§ Given instruction
Look through the material below for "become". Copy every line that contains it.

+++ Material shown +++

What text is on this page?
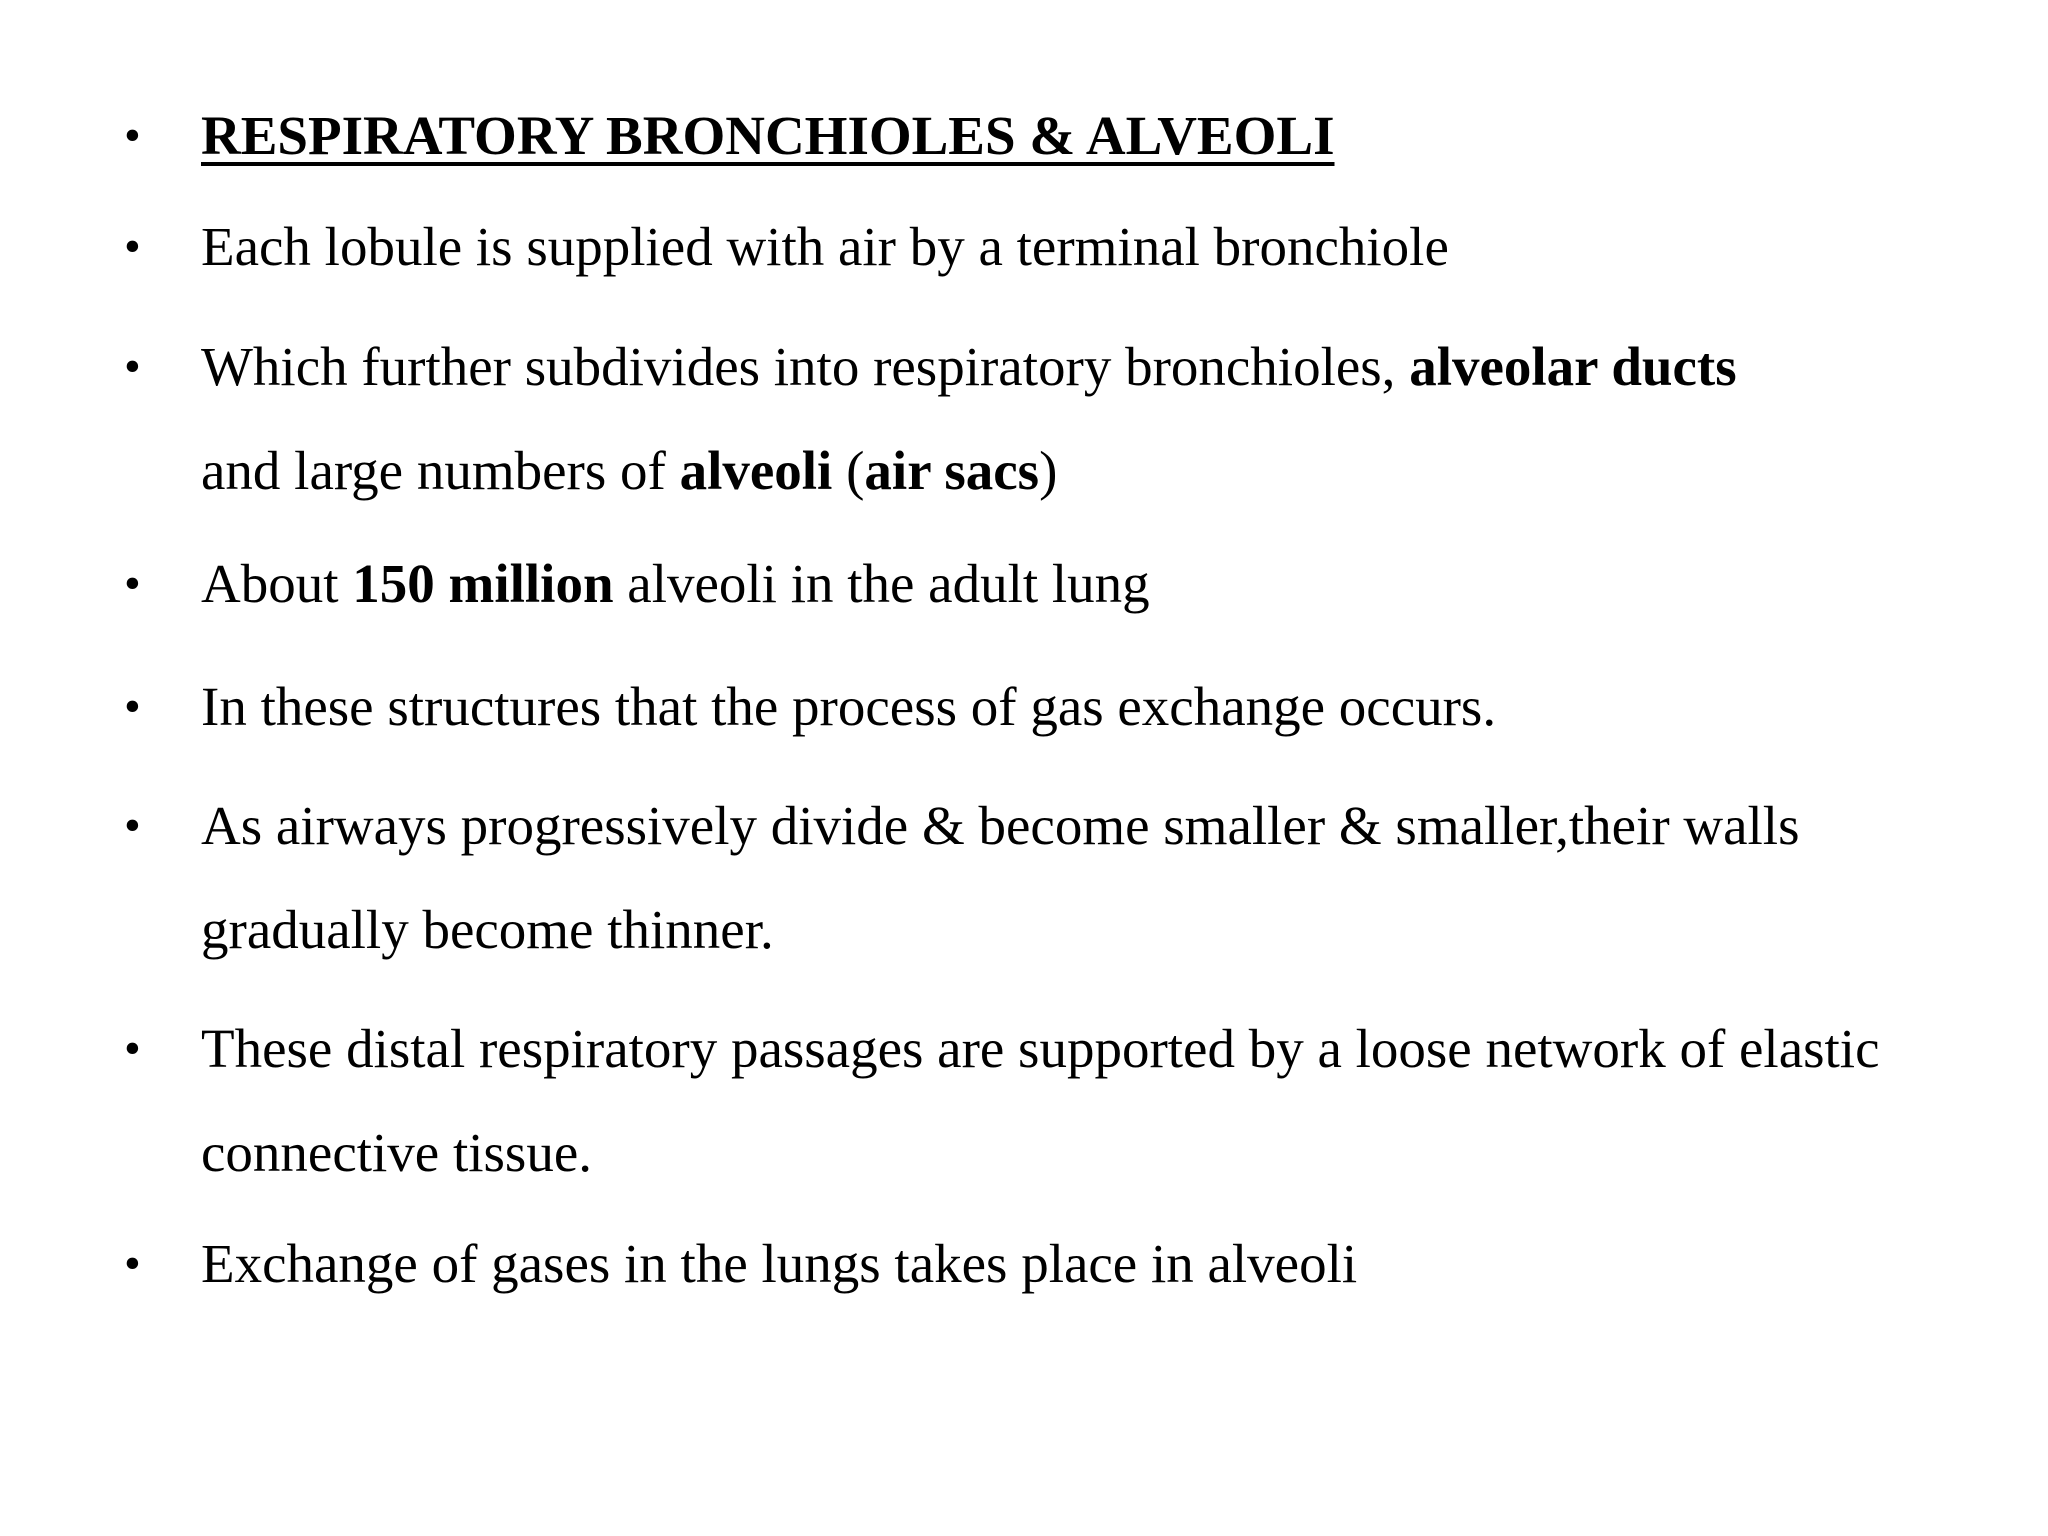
• RESPIRATORY BRONCHIOLES & ALVEOLI
• Each lobule is supplied with air by a terminal bronchiole
• Which further subdivides into respiratory bronchioles, alveolar ducts
and large numbers of alveoli (air sacs)
• About 150 million alveoli in the adult lung
• In these structures that the process of gas exchange occurs.
• As airways progressively divide & become smaller & smaller,their walls
gradually become thinner.
• These distal respiratory passages are supported by a loose network of elastic
connective tissue.
• Exchange of gases in the lungs takes place in alveoli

+++

§ Solution
• As airways progressively divide & become smaller & smaller,their walls
gradually become thinner.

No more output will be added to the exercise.